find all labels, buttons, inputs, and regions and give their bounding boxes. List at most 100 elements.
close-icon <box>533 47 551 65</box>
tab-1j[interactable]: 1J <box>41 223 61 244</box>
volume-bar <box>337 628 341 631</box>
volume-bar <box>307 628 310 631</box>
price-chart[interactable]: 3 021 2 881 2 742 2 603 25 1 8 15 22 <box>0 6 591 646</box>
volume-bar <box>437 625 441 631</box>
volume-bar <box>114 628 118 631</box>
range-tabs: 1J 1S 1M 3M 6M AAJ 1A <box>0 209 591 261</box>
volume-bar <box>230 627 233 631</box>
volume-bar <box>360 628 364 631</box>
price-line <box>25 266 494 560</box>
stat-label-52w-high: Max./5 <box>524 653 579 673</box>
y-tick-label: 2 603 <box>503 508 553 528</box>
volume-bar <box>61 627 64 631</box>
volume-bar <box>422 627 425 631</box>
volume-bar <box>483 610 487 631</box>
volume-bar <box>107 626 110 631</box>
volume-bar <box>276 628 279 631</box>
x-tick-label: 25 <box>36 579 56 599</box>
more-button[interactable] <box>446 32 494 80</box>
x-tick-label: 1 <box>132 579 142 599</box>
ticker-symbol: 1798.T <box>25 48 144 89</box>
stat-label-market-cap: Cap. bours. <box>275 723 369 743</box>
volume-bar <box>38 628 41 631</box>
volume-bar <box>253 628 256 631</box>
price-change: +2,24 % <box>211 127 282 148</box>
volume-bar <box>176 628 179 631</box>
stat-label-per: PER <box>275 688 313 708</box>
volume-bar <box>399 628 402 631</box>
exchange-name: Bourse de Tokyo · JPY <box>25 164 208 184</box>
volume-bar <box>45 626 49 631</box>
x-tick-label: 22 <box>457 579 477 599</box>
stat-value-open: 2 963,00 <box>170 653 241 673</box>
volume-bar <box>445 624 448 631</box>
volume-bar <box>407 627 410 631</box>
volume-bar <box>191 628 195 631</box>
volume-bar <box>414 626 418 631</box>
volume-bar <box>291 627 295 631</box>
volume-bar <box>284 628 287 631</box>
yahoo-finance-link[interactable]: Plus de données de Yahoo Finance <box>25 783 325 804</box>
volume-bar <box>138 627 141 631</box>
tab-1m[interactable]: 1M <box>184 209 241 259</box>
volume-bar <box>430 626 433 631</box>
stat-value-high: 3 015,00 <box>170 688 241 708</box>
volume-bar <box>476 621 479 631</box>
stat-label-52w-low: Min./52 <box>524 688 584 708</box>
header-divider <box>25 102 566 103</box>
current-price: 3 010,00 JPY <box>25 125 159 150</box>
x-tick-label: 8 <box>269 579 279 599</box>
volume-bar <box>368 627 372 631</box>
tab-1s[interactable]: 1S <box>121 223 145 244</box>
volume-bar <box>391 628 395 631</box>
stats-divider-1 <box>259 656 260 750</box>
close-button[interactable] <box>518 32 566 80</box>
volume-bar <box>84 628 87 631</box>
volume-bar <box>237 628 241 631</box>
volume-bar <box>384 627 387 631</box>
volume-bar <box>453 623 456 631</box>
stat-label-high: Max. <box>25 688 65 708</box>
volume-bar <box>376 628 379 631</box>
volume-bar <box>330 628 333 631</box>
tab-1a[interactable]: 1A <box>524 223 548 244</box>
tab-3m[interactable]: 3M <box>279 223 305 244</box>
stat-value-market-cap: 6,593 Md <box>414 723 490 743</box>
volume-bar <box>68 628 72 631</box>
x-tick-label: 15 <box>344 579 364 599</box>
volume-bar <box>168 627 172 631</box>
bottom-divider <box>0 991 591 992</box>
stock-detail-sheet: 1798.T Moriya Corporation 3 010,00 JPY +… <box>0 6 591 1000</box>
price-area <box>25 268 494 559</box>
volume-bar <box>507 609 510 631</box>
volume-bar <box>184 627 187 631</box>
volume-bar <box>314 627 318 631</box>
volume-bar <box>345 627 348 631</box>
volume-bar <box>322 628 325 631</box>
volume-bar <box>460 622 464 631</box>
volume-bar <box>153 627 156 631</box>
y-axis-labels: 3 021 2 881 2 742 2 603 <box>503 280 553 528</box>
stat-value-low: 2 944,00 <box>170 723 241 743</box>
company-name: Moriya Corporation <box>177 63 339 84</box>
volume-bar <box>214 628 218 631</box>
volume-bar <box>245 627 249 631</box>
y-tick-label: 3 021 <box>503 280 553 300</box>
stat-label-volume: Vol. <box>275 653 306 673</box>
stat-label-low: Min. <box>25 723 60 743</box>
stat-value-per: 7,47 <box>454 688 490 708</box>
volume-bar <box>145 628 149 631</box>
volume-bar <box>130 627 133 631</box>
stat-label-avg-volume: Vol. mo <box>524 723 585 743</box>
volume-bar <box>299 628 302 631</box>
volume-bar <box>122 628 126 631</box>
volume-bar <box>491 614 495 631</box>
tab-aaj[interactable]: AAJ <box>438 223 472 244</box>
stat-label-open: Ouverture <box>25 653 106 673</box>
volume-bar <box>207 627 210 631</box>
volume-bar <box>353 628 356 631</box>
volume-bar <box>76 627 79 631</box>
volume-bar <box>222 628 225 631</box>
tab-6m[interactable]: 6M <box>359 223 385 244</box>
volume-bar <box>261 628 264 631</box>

■ **EXERCISE PROMPT**:
Lay out every line of the records above as a numbered list, omitting blank lines.

■ **EXPECTED ANSWER**:
1. find all labels, buttons, inputs, and regions and give their bounding boxes. List at most 100 elements.
2. close-icon <box>533 47 551 65</box>
3. tab-1j[interactable]: 1J <box>41 223 61 244</box>
4. volume-bar <box>337 628 341 631</box>
5. volume-bar <box>307 628 310 631</box>
6. price-chart[interactable]: 3 021 2 881 2 742 2 603 25 1 8 15 22 <box>0 6 591 646</box>
7. volume-bar <box>437 625 441 631</box>
8. volume-bar <box>114 628 118 631</box>
9. range-tabs: 1J 1S 1M 3M 6M AAJ 1A <box>0 209 591 261</box>
10. volume-bar <box>230 627 233 631</box>
11. volume-bar <box>360 628 364 631</box>
12. price-line <box>25 266 494 560</box>
13. stat-label-52w-high: Max./5 <box>524 653 579 673</box>
14. y-tick-label: 2 603 <box>503 508 553 528</box>
15. volume-bar <box>61 627 64 631</box>
16. volume-bar <box>422 627 425 631</box>
17. volume-bar <box>483 610 487 631</box>
18. volume-bar <box>107 626 110 631</box>
19. volume-bar <box>276 628 279 631</box>
20. x-tick-label: 25 <box>36 579 56 599</box>
21. more-button[interactable] <box>446 32 494 80</box>
22. x-tick-label: 1 <box>132 579 142 599</box>
23. ticker-symbol: 1798.T <box>25 48 144 89</box>
24. stat-label-market-cap: Cap. bours. <box>275 723 369 743</box>
25. volume-bar <box>38 628 41 631</box>
26. volume-bar <box>253 628 256 631</box>
27. price-change: +2,24 % <box>211 127 282 148</box>
28. volume-bar <box>176 628 179 631</box>
29. stat-label-per: PER <box>275 688 313 708</box>
30. volume-bar <box>399 628 402 631</box>
31. exchange-name: Bourse de Tokyo · JPY <box>25 164 208 184</box>
32. volume-bar <box>45 626 49 631</box>
33. x-tick-label: 22 <box>457 579 477 599</box>
34. stat-value-open: 2 963,00 <box>170 653 241 673</box>
35. volume-bar <box>445 624 448 631</box>
36. volume-bar <box>407 627 410 631</box>
37. volume-bar <box>191 628 195 631</box>
38. volume-bar <box>414 626 418 631</box>
39. volume-bar <box>291 627 295 631</box>
40. volume-bar <box>284 628 287 631</box>
41. yahoo-finance-link[interactable]: Plus de données de Yahoo Finance <box>25 783 325 804</box>
42. volume-bar <box>138 627 141 631</box>
43. tab-1m[interactable]: 1M <box>184 209 241 259</box>
44. volume-bar <box>430 626 433 631</box>
45. stat-value-high: 3 015,00 <box>170 688 241 708</box>
46. volume-bar <box>476 621 479 631</box>
47. stat-label-52w-low: Min./52 <box>524 688 584 708</box>
48. header-divider <box>25 102 566 103</box>
49. current-price: 3 010,00 JPY <box>25 125 159 150</box>
50. x-tick-label: 8 <box>269 579 279 599</box>
51. volume-bar <box>368 627 372 631</box>
52. tab-1s[interactable]: 1S <box>121 223 145 244</box>
53. volume-bar <box>391 628 395 631</box>
54. stats-divider-1 <box>259 656 260 750</box>
55. close-button[interactable] <box>518 32 566 80</box>
56. volume-bar <box>84 628 87 631</box>
57. volume-bar <box>237 628 241 631</box>
58. volume-bar <box>384 627 387 631</box>
59. volume-bar <box>453 623 456 631</box>
60. stat-label-high: Max. <box>25 688 65 708</box>
61. volume-bar <box>376 628 379 631</box>
62. volume-bar <box>330 628 333 631</box>
63. tab-1a[interactable]: 1A <box>524 223 548 244</box>
64. tab-3m[interactable]: 3M <box>279 223 305 244</box>
65. stat-value-market-cap: 6,593 Md <box>414 723 490 743</box>
66. volume-bar <box>68 628 72 631</box>
67. x-tick-label: 15 <box>344 579 364 599</box>
68. volume-bar <box>168 627 172 631</box>
69. bottom-divider <box>0 991 591 992</box>
70. stock-detail-sheet: 1798.T Moriya Corporation 3 010,00 JPY +… <box>0 6 591 1000</box>
71. price-area <box>25 268 494 559</box>
72. volume-bar <box>507 609 510 631</box>
73. volume-bar <box>184 627 187 631</box>
74. volume-bar <box>314 627 318 631</box>
75. volume-bar <box>345 627 348 631</box>
76. volume-bar <box>322 628 325 631</box>
77. volume-bar <box>460 622 464 631</box>
78. volume-bar <box>153 627 156 631</box>
79. y-axis-labels: 3 021 2 881 2 742 2 603 <box>503 280 553 528</box>
80. stat-value-low: 2 944,00 <box>170 723 241 743</box>
81. company-name: Moriya Corporation <box>177 63 339 84</box>
82. volume-bar <box>214 628 218 631</box>
83. volume-bar <box>245 627 249 631</box>
84. y-tick-label: 3 021 <box>503 280 553 300</box>
85. stat-label-volume: Vol. <box>275 653 306 673</box>
86. stat-label-low: Min. <box>25 723 60 743</box>
87. stat-value-per: 7,47 <box>454 688 490 708</box>
88. volume-bar <box>145 628 149 631</box>
89. volume-bar <box>130 627 133 631</box>
90. stat-label-avg-volume: Vol. mo <box>524 723 585 743</box>
91. volume-bar <box>299 628 302 631</box>
92. volume-bar <box>122 628 126 631</box>
93. volume-bar <box>491 614 495 631</box>
94. tab-aaj[interactable]: AAJ <box>438 223 472 244</box>
95. stat-label-open: Ouverture <box>25 653 106 673</box>
96. volume-bar <box>207 627 210 631</box>
97. volume-bar <box>353 628 356 631</box>
98. volume-bar <box>76 627 79 631</box>
99. volume-bar <box>222 628 225 631</box>
100. tab-6m[interactable]: 6M <box>359 223 385 244</box>
101. volume-bar <box>261 628 264 631</box>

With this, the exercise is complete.